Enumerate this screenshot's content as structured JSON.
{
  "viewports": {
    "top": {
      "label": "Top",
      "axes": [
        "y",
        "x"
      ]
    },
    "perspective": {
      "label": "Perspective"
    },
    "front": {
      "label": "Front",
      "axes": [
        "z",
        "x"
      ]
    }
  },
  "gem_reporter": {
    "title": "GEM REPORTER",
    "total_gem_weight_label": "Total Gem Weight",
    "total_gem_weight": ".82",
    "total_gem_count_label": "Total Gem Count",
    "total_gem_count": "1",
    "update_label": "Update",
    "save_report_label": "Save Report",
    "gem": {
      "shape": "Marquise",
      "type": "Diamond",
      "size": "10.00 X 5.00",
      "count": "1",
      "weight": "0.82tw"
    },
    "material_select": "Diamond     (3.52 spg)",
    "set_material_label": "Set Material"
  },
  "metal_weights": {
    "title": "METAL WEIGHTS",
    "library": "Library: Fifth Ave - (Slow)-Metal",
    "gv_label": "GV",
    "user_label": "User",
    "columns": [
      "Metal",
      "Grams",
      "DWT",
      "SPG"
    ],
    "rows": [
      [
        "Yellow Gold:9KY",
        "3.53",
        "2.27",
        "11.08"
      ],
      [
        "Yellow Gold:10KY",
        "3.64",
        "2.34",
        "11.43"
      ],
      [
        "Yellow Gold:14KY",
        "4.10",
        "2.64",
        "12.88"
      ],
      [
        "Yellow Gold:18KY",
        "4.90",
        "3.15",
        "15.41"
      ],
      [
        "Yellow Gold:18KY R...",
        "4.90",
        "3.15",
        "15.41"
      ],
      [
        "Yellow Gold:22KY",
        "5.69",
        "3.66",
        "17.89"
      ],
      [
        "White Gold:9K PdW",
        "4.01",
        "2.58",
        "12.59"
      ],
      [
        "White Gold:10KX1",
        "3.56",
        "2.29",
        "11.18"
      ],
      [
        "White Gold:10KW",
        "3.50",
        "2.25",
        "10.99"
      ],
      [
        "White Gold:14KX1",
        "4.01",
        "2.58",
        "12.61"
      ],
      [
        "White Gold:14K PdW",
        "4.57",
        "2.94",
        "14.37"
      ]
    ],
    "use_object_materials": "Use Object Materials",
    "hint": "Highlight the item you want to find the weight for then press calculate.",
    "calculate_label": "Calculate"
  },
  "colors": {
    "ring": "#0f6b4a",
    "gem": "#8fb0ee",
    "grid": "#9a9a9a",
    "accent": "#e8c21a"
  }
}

_GIVEN EXERCISE_
Check all the records above and select each line where the string "White" is found.

_REPLY TO THE TASK_
        "White Gold:9K PdW",
        "White Gold:10KX1",
        "White Gold:10KW",
        "White Gold:14KX1",
        "White Gold:14K PdW",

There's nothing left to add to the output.